* **Short task**
Reproduce every entry below precisely; do not include the pictures.
□ □ □ □ □
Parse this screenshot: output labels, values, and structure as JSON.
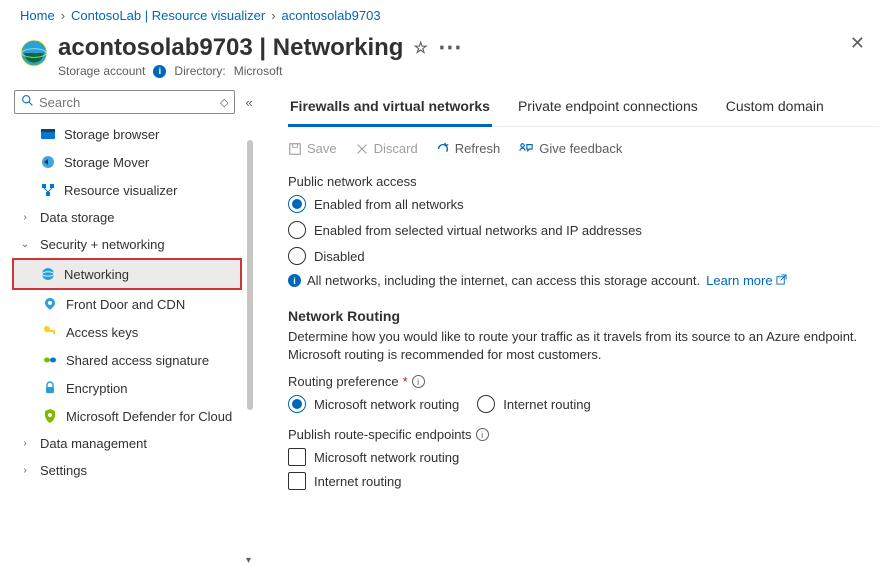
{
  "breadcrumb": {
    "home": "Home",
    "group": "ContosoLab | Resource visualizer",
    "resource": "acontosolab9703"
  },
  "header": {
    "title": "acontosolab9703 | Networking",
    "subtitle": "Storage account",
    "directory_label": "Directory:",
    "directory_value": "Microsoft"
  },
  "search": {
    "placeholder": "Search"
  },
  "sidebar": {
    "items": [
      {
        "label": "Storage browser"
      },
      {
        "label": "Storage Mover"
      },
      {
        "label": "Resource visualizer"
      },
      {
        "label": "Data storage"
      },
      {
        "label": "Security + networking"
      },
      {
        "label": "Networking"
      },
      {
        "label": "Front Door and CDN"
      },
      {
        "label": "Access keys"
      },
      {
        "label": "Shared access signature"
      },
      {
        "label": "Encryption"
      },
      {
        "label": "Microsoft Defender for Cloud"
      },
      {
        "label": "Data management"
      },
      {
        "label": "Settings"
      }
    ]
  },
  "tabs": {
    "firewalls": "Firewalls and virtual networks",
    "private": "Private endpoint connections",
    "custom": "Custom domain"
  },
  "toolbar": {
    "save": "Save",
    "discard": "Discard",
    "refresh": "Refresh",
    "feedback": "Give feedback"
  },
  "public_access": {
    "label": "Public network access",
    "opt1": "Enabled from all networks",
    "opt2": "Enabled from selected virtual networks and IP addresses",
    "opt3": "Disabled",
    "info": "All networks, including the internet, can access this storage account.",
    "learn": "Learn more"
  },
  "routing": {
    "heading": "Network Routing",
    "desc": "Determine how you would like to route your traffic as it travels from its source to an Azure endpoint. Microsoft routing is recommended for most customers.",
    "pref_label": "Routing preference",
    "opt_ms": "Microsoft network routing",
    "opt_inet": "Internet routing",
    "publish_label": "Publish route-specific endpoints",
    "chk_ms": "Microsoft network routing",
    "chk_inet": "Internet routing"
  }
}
□ □ □ □ □
* **Task response**
Parse this screenshot: output labels, values, and structure as JSON.
{
  "breadcrumb": {
    "home": "Home",
    "group": "ContosoLab | Resource visualizer",
    "resource": "acontosolab9703"
  },
  "header": {
    "title": "acontosolab9703 | Networking",
    "subtitle": "Storage account",
    "directory_label": "Directory:",
    "directory_value": "Microsoft"
  },
  "search": {
    "placeholder": "Search"
  },
  "sidebar": {
    "items": [
      {
        "label": "Storage browser"
      },
      {
        "label": "Storage Mover"
      },
      {
        "label": "Resource visualizer"
      },
      {
        "label": "Data storage"
      },
      {
        "label": "Security + networking"
      },
      {
        "label": "Networking"
      },
      {
        "label": "Front Door and CDN"
      },
      {
        "label": "Access keys"
      },
      {
        "label": "Shared access signature"
      },
      {
        "label": "Encryption"
      },
      {
        "label": "Microsoft Defender for Cloud"
      },
      {
        "label": "Data management"
      },
      {
        "label": "Settings"
      }
    ]
  },
  "tabs": {
    "firewalls": "Firewalls and virtual networks",
    "private": "Private endpoint connections",
    "custom": "Custom domain"
  },
  "toolbar": {
    "save": "Save",
    "discard": "Discard",
    "refresh": "Refresh",
    "feedback": "Give feedback"
  },
  "public_access": {
    "label": "Public network access",
    "opt1": "Enabled from all networks",
    "opt2": "Enabled from selected virtual networks and IP addresses",
    "opt3": "Disabled",
    "info": "All networks, including the internet, can access this storage account.",
    "learn": "Learn more"
  },
  "routing": {
    "heading": "Network Routing",
    "desc": "Determine how you would like to route your traffic as it travels from its source to an Azure endpoint. Microsoft routing is recommended for most customers.",
    "pref_label": "Routing preference",
    "opt_ms": "Microsoft network routing",
    "opt_inet": "Internet routing",
    "publish_label": "Publish route-specific endpoints",
    "chk_ms": "Microsoft network routing",
    "chk_inet": "Internet routing"
  }
}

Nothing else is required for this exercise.